THE TASK: Find the lines of data that contain the string "Indore", then list them.

INFORMATION SHOWN:
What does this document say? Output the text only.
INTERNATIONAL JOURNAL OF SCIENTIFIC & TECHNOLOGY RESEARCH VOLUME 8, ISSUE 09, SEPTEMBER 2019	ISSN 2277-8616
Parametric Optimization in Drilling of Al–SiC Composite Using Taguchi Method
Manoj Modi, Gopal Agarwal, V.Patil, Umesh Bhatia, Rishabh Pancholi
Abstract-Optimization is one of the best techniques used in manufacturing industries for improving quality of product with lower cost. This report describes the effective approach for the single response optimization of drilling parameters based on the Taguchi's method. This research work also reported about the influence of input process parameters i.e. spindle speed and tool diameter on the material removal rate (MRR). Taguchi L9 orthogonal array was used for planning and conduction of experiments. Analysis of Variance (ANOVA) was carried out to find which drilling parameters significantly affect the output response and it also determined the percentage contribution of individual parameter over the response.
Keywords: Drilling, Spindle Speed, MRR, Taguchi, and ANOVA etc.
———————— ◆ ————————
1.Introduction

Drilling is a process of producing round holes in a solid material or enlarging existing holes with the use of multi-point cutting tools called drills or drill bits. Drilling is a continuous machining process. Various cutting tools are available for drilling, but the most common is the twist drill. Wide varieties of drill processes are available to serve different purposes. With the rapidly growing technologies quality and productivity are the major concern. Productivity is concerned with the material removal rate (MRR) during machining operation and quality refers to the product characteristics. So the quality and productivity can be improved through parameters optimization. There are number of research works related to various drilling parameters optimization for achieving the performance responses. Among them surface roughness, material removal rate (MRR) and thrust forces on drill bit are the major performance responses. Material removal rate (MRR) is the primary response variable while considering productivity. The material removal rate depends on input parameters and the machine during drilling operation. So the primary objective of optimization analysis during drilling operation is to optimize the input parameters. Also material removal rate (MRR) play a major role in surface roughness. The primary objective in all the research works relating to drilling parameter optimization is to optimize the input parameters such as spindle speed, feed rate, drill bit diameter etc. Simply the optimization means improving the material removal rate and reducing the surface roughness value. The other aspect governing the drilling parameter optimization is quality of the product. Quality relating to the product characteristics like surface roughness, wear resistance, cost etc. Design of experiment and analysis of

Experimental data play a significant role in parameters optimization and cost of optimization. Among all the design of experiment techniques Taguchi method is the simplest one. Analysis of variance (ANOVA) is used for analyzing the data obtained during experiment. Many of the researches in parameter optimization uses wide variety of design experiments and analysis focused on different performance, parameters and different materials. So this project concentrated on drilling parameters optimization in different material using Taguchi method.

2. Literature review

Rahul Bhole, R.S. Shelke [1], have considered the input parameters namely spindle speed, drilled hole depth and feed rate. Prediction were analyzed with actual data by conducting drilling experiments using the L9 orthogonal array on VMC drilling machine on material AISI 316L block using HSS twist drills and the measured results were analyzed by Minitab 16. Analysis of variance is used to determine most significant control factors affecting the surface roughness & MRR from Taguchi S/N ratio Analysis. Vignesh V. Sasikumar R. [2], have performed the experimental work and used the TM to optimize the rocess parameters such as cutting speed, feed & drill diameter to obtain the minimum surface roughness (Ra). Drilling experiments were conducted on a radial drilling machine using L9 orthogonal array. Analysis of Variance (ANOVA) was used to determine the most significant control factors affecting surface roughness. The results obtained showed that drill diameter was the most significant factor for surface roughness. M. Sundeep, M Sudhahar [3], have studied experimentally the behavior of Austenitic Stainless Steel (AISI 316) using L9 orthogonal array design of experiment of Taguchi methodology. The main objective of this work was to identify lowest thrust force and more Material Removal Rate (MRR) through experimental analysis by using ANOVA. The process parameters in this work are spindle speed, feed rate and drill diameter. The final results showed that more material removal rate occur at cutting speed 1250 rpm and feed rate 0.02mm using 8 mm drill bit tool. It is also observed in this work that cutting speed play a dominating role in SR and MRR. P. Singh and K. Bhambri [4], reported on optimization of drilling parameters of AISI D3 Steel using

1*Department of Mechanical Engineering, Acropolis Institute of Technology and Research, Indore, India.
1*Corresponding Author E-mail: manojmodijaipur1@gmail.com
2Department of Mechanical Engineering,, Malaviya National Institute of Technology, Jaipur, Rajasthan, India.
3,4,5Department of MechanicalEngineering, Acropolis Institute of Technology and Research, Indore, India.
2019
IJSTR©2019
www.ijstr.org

REPLY TO THE TASK:
1*Department of Mechanical Engineering, Acropolis Institute of Technology and Research, Indore, India.
3,4,5Department of MechanicalEngineering, Acropolis Institute of Technology and Research, Indore, India.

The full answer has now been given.